**GOAL 1**
Print the portion of the article on the ministry of God's word that opens with the words "The Biblical perspective" and closes with "in a class.", copying it character for character.

Preach it!   Can they minister the word? Are they good preachers? Can they bring it?  They have got to be able to preach!!!!”

When evaluating leadership and “ministry gifts” in our contemporary church culture, preaching/teaching always seems to rise to the top of the qualifications list.

Our contemporary understanding of the ministry of God’s word is too narrow.

The Bible speaks much about the importance of leaders and the word of God.  In the early church, the first big challenge they faced was over the apostle’s primary call to “prayer and the ministry of the word” (Acts 6:4).  This is why they” appointed others to administrate the serving of food” to the church (Acts 6:1-3), so they could give themselves to  God’s word.

In contemporary church leadership, when one thinks about the ministry of God’s word, the immediate association is with an anointed hour-long sermon preached from a platform or teaching a class.  It is a one-way communication that is more of a monologue in which the gifted speaker expounds the word.

The Biblical perspective reveals a much broader idea.  If we define it too narrowly, we miss some of the richness and diversity of what the Bible reveals about expounding and receiving God’s word.  Because of this, many have a shallow foundation in the word that will not hold up under pressure. Let us consider some of the examples from the New Testament.

When Paul later met with the Ephesian elders for the final time, he reminded them of the importance he placed on receiving God’s word while he was with them.  When you consider the variety of Greek words (and their definitions) he used in association with the ministry of God’s word, you see that it was much more than a fiery one-hour monologue from behind the pulpit, or a hour long teaching in a class.

**DATA LINES**
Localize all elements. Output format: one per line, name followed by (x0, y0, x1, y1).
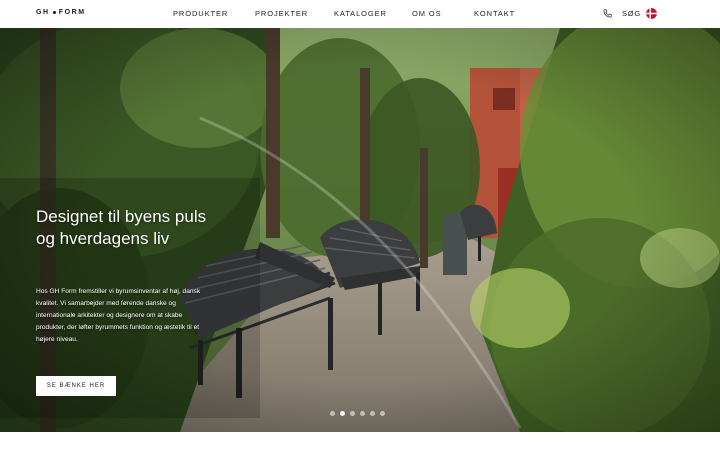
danish-flag-icon[interactable] (646, 8, 657, 19)
search-link[interactable]: SØG (622, 9, 641, 18)
nav-item-kontakt[interactable]: KONTAKT (474, 9, 515, 18)
slider-dot-6[interactable] (380, 411, 385, 416)
slider-pagination (330, 411, 385, 417)
site-header: GH FORM PRODUKTER PROJEKTER KATALOGER OM… (0, 0, 720, 28)
hero-title: Designet til byens puls og hverdagens li… (36, 207, 207, 248)
hero-section: Designet til byens puls og hverdagens li… (0, 28, 720, 432)
slider-dot-3[interactable] (350, 411, 355, 416)
phone-icon[interactable] (602, 8, 613, 19)
slider-dot-1[interactable] (330, 411, 335, 416)
see-benches-button[interactable]: SE BÆNKE HER (36, 376, 116, 396)
slider-dot-2[interactable] (340, 411, 345, 416)
slider-dot-4[interactable] (360, 411, 365, 416)
slider-dot-5[interactable] (370, 411, 375, 416)
nav-item-produkter[interactable]: PRODUKTER (173, 9, 228, 18)
nav-item-om-os[interactable]: OM OS (412, 9, 442, 18)
hero-description: Hos GH Form fremstiller vi byrumsinventa… (36, 288, 201, 343)
nav-item-projekter[interactable]: PROJEKTER (255, 9, 308, 18)
page-bottom-strip (0, 432, 720, 450)
nav-item-kataloger[interactable]: KATALOGER (334, 9, 387, 18)
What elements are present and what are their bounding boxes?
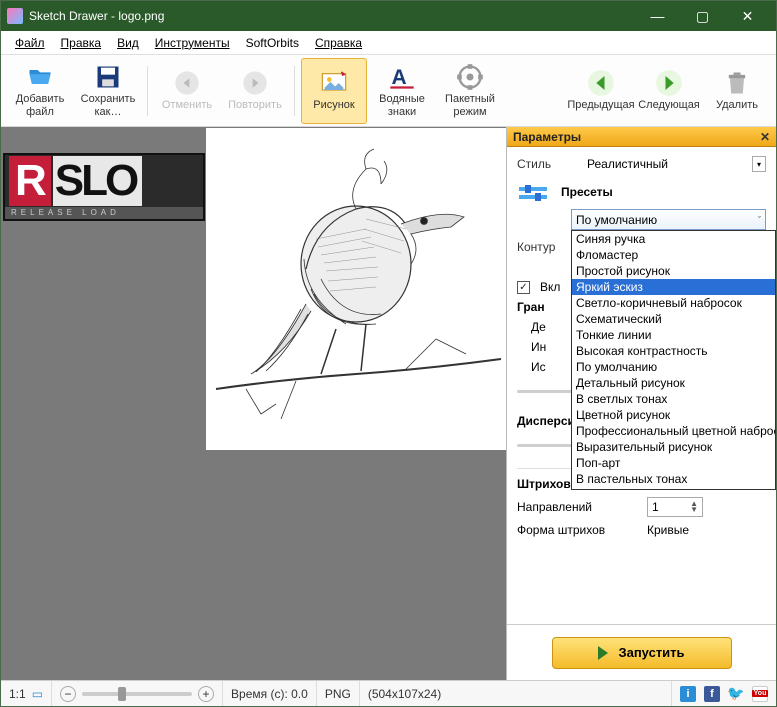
parameters-panel: Параметры ✕ Стиль Реалистичный ▾ Пресеты… [506,127,776,680]
zoom-in-button[interactable]: + [198,686,214,702]
play-icon [598,646,608,660]
add-file-button[interactable]: Добавить файл [7,58,73,124]
save-as-button[interactable]: Сохранить как… [75,58,141,124]
trash-icon [723,69,751,97]
menu-view[interactable]: Вид [109,33,147,53]
twitter-icon[interactable]: 🐦 [728,686,744,702]
watermark-button[interactable]: A Водяные знаки [369,58,435,124]
bird-sketch-icon [206,128,506,450]
preset-option[interactable]: В светлых тонах [572,391,775,407]
redo-button[interactable]: Повторить [222,58,288,124]
window-title: Sketch Drawer - logo.png [29,9,635,23]
menu-file[interactable]: Файл [7,33,53,53]
fit-icon[interactable]: ▭ [32,687,43,701]
prev-button[interactable]: Предыдущая [568,58,634,124]
preset-selected: По умолчанию [576,213,657,227]
zoom-ratio[interactable]: 1:1 ▭ [1,681,52,706]
enable-label: Вкл [540,280,560,294]
preset-option[interactable]: Фломастер [572,247,775,263]
arrow-left-icon [587,69,615,97]
run-button[interactable]: Запустить [552,637,732,669]
panel-close-button[interactable]: ✕ [760,130,770,144]
save-icon [94,63,122,91]
canvas-area[interactable]: RSLO RELEASE LOAD [1,127,506,680]
panel-header: Параметры ✕ [507,127,776,147]
info-icon[interactable]: i [680,686,696,702]
status-dims: (504x107x24) [360,681,672,706]
preset-option[interactable]: Высокая контрастность [572,343,775,359]
menubar: Файл Правка Вид Инструменты SoftOrbits С… [1,31,776,55]
zoom-slider[interactable] [82,692,192,696]
titlebar: Sketch Drawer - logo.png ― ▢ ✕ [1,1,776,31]
youtube-icon[interactable]: You [752,686,768,702]
status-time: Время (с): 0.0 [223,681,317,706]
arrow-right-icon [655,69,683,97]
delete-button[interactable]: Удалить [704,58,770,124]
preset-option[interactable]: Выразительный рисунок [572,439,775,455]
style-value: Реалистичный [583,155,742,173]
toolbar: Добавить файл Сохранить как… Отменить По… [1,55,776,127]
chevron-down-icon: ˇ [758,215,761,225]
preset-option[interactable]: Цветной рисунок [572,407,775,423]
svg-text:A: A [392,66,407,89]
preset-option[interactable]: Синяя ручка [572,231,775,247]
minimize-button[interactable]: ― [635,1,680,31]
batch-icon [456,63,484,91]
preset-option[interactable]: Поп-арт [572,455,775,471]
presets-label: Пресеты [561,185,766,199]
preset-option[interactable]: Простой рисунок [572,263,775,279]
redo-icon [241,69,269,97]
facebook-icon[interactable]: f [704,686,720,702]
preset-option[interactable]: Светло-коричневый набросок [572,295,775,311]
presets-combo[interactable]: По умолчанию ˇ Синяя ручкаФломастерПрост… [571,209,766,230]
folder-open-icon [26,63,54,91]
workspace: RSLO RELEASE LOAD [1,127,776,680]
preset-option[interactable]: Яркий эскиз [572,279,775,295]
undo-button[interactable]: Отменить [154,58,220,124]
style-dropdown-button[interactable]: ▾ [752,156,766,172]
enable-checkbox[interactable] [517,281,530,294]
statusbar: 1:1 ▭ − + Время (с): 0.0 PNG (504x107x24… [1,680,776,706]
preset-option[interactable]: В пастельных тонах [572,471,775,487]
preset-option[interactable]: По умолчанию [572,359,775,375]
picture-icon [320,69,348,97]
directions-label: Направлений [517,500,637,514]
contour-label: Контур [517,240,573,254]
preset-option[interactable]: Тонкие линии [572,327,775,343]
watermark-icon: A [388,63,416,91]
menu-softorbits[interactable]: SoftOrbits [238,33,307,53]
result-image [206,128,506,450]
source-image: RSLO RELEASE LOAD [3,153,205,221]
shape-label: Форма штрихов [517,523,637,537]
next-button[interactable]: Следующая [636,58,702,124]
close-button[interactable]: ✕ [725,1,770,31]
zoom-controls[interactable]: − + [52,681,223,706]
status-format: PNG [317,681,360,706]
picture-button[interactable]: Рисунок [301,58,367,124]
menu-tools[interactable]: Инструменты [147,33,238,53]
spinner-arrows-icon: ▲▼ [690,501,698,513]
preset-option[interactable]: Детальный рисунок [572,375,775,391]
directions-spinner[interactable]: 1 ▲▼ [647,497,703,517]
presets-icon [517,181,551,209]
style-label: Стиль [517,157,573,171]
undo-icon [173,69,201,97]
maximize-button[interactable]: ▢ [680,1,725,31]
presets-dropdown-list[interactable]: Синяя ручкаФломастерПростой рисунокЯркий… [571,230,776,490]
menu-help[interactable]: Справка [307,33,370,53]
shape-value: Кривые [647,523,689,537]
preset-option[interactable]: Схематический [572,311,775,327]
preset-option[interactable]: Профессиональный цветной наброс [572,423,775,439]
app-icon [7,8,23,24]
zoom-out-button[interactable]: − [60,686,76,702]
menu-edit[interactable]: Правка [53,33,110,53]
preset-option[interactable]: Пластик [572,487,775,490]
batch-button[interactable]: Пакетный режим [437,58,503,124]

**GOAL 2**
From the records, output the lines beginning with the one containing "parameters-panel: Параметры ✕" and ending with the one containing "zoom-slider[interactable] [82,692,192,696]", both included, reproducing them verbatim and nothing else.

**FULL ANSWER 1**
The Biblical perspective reveals a much broader idea.  If we define it too narrowly, we miss some of the richness and diversity of what the Bible reveals about expounding and receiving God’s word.  Because of this, many have a shallow foundation in the word that will not hold up under pressure. Let us consider some of the examples from the New Testament.

When Paul later met with the Ephesian elders for the final time, he reminded them of the importance he placed on receiving God’s word while he was with them.  When you consider the variety of Greek words (and their definitions) he used in association with the ministry of God’s word, you see that it was much more than a fiery one-hour monologue from behind the pulpit, or a hour long teaching in a class.

**FULL ANSWER 2**
parameters-panel: Параметры ✕ Стиль Реалистичный ▾ Пресеты… [506,127,776,680]
zoom-in-button[interactable]: + [198,686,214,702]
play-icon [598,646,608,660]
add-file-button[interactable]: Добавить файл [7,58,73,124]
save-as-button[interactable]: Сохранить как… [75,58,141,124]
trash-icon [723,69,751,97]
menu-view[interactable]: Вид [109,33,147,53]
twitter-icon[interactable]: 🐦 [728,686,744,702]
watermark-button[interactable]: A Водяные знаки [369,58,435,124]
bird-sketch-icon [206,128,506,450]
preset-option[interactable]: В светлых тонах [572,391,775,407]
redo-button[interactable]: Повторить [222,58,288,124]
window-title: Sketch Drawer - logo.png [29,9,635,23]
menu-file[interactable]: Файл [7,33,53,53]
fit-icon[interactable]: ▭ [32,687,43,701]
prev-button[interactable]: Предыдущая [568,58,634,124]
preset-selected: По умолчанию [576,213,657,227]
zoom-ratio[interactable]: 1:1 ▭ [1,681,52,706]
enable-label: Вкл [540,280,560,294]
preset-option[interactable]: Фломастер [572,247,775,263]
arrow-left-icon [587,69,615,97]
run-button[interactable]: Запустить [552,637,732,669]
panel-close-button[interactable]: ✕ [760,130,770,144]
save-icon [94,63,122,91]
canvas-area[interactable]: RSLO RELEASE LOAD [1,127,506,680]
panel-header: Параметры ✕ [507,127,776,147]
info-icon[interactable]: i [680,686,696,702]
status-dims: (504x107x24) [360,681,672,706]
preset-option[interactable]: Высокая контрастность [572,343,775,359]
menubar: Файл Правка Вид Инструменты SoftOrbits С… [1,31,776,55]
zoom-slider[interactable] [82,692,192,696]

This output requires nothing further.